In the entries below, find the lines with the word "Parks" and copy them.

## Begin RECORDS PROVIDED

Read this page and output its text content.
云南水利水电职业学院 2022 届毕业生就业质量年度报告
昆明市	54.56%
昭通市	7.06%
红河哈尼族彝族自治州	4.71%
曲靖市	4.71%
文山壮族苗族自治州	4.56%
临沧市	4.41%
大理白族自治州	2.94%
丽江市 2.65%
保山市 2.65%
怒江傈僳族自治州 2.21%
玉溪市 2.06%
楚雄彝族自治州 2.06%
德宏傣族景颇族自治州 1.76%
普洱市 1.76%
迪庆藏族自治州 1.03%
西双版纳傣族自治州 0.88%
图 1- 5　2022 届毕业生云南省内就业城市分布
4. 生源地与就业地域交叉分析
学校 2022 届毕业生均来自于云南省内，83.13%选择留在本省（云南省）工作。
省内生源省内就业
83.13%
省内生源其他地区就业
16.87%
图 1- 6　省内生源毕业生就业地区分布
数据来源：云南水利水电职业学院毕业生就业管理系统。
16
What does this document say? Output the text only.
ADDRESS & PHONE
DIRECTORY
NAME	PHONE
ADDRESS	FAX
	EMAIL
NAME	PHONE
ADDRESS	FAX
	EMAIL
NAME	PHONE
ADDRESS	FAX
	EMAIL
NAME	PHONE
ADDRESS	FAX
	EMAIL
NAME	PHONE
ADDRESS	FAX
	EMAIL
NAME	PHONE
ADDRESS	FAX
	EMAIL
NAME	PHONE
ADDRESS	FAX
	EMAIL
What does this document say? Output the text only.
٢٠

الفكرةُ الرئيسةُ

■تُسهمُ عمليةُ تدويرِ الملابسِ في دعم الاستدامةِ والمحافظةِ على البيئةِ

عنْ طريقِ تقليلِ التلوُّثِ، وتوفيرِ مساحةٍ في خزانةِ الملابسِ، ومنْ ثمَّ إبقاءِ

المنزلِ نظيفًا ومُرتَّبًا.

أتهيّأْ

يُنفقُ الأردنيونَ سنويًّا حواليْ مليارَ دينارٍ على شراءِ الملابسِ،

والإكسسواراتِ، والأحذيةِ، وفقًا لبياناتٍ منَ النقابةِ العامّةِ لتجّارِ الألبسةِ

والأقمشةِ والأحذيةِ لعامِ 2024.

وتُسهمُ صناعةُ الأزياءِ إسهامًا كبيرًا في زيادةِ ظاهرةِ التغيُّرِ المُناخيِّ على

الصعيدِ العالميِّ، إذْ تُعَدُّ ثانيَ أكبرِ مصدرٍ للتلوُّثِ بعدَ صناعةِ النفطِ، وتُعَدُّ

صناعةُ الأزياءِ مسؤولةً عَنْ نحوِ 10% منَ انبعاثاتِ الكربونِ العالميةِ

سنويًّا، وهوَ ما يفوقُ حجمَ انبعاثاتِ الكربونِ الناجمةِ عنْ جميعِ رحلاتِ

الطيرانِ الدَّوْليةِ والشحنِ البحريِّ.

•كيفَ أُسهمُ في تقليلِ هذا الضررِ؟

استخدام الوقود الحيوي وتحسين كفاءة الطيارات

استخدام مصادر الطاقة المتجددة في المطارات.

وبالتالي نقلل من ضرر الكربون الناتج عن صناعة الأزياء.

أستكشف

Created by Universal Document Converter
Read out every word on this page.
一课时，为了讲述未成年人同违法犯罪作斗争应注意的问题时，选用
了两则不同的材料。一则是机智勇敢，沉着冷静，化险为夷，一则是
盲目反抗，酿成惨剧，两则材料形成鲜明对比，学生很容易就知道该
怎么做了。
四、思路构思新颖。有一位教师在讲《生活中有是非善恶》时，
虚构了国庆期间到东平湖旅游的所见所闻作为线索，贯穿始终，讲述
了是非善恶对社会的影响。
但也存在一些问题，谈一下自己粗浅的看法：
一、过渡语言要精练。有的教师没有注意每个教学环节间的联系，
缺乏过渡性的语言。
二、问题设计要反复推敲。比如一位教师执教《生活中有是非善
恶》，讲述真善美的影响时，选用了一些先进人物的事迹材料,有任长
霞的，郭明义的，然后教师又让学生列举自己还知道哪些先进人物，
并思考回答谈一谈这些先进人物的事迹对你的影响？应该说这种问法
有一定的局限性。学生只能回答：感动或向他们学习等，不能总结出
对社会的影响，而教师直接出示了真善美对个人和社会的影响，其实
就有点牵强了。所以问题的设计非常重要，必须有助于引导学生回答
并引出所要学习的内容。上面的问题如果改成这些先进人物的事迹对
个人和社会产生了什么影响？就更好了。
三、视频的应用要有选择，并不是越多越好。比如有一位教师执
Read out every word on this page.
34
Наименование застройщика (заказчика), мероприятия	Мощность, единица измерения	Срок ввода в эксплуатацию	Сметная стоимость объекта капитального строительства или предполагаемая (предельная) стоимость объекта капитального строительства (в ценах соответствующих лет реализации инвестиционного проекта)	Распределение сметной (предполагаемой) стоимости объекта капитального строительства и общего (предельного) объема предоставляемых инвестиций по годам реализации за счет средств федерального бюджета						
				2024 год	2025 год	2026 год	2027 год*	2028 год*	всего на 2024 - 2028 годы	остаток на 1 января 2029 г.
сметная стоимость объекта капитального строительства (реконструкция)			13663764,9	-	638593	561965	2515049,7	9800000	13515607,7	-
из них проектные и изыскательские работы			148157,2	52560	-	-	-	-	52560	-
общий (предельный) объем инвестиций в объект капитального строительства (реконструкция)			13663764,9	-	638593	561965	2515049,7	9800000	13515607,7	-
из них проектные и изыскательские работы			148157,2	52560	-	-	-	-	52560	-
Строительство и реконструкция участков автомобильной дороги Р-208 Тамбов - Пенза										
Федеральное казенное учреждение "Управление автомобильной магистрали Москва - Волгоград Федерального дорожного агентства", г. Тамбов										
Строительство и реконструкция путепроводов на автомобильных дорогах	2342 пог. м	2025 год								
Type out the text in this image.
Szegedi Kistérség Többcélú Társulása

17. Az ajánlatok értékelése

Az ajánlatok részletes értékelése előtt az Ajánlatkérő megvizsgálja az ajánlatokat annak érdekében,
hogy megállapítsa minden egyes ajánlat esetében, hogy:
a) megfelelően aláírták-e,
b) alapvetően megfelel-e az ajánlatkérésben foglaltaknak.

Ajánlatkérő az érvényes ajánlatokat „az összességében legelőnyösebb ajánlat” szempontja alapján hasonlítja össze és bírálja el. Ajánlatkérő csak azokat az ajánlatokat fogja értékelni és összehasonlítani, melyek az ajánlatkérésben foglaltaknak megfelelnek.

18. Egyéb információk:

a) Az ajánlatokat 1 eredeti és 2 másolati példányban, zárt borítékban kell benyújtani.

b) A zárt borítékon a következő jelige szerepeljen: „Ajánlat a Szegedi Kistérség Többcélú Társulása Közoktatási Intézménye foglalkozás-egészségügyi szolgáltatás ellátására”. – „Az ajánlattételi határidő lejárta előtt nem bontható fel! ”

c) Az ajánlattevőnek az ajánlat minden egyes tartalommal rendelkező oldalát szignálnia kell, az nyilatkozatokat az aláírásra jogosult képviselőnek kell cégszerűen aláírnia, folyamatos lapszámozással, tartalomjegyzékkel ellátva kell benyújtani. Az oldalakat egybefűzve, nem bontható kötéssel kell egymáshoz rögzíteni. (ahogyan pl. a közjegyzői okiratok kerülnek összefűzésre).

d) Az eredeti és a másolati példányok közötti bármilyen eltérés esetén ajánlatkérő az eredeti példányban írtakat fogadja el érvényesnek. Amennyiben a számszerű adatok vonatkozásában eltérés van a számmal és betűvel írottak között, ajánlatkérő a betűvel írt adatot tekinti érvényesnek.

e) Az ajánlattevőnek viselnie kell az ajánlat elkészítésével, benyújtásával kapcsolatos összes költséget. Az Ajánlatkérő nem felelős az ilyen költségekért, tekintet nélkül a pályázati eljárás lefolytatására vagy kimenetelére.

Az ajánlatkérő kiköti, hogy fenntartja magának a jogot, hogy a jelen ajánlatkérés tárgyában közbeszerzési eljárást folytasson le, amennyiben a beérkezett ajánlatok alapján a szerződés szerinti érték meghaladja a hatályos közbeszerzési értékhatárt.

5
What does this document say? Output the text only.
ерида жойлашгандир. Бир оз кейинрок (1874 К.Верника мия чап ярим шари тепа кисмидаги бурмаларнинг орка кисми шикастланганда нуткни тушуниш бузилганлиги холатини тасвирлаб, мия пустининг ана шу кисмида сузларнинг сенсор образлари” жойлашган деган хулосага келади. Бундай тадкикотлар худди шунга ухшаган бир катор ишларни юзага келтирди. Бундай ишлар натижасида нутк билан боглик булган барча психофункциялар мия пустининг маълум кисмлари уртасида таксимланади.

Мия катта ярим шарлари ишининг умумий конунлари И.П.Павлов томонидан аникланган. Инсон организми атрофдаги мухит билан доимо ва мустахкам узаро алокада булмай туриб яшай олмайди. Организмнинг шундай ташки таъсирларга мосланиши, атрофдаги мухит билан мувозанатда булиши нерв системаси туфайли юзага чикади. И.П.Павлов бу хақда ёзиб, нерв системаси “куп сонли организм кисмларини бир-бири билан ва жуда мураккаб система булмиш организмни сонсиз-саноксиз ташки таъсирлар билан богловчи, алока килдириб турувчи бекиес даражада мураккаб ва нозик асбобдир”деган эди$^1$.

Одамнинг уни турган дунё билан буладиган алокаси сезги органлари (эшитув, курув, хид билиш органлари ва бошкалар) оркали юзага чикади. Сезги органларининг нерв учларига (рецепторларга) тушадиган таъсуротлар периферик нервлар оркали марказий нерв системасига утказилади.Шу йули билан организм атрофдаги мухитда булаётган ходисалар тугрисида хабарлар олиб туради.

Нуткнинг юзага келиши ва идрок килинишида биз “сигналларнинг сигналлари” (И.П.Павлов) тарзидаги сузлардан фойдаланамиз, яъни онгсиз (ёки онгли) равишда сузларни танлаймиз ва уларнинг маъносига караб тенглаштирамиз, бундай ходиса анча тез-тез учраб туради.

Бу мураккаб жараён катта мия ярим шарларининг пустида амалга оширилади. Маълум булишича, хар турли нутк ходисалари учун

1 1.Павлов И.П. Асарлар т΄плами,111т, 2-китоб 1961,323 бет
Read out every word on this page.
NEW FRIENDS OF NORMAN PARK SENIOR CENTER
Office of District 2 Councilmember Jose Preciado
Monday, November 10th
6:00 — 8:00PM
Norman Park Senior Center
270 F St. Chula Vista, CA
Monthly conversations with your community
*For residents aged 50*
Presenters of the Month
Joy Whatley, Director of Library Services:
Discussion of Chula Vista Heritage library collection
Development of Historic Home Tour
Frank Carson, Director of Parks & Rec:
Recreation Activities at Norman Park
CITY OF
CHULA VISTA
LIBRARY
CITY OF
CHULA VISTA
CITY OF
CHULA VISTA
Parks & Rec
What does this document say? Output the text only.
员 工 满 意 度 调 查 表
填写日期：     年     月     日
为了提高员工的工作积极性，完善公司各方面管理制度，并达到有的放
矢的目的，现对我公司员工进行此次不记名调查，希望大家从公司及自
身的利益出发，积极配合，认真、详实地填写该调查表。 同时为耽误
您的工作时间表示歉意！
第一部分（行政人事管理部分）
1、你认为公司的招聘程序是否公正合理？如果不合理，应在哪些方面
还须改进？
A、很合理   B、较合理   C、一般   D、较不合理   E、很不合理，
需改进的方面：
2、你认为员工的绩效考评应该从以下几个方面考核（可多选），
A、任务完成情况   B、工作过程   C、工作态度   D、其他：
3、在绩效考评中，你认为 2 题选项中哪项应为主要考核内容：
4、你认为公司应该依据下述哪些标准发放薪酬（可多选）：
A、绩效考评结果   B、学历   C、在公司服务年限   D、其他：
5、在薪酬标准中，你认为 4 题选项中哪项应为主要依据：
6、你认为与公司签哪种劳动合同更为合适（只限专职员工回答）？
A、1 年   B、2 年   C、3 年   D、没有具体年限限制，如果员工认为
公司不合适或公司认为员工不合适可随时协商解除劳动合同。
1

## End RECORDS PROVIDED

▶ **TASK SOLUTION**
Frank Carson, Director of Parks & Rec:
Parks & Rec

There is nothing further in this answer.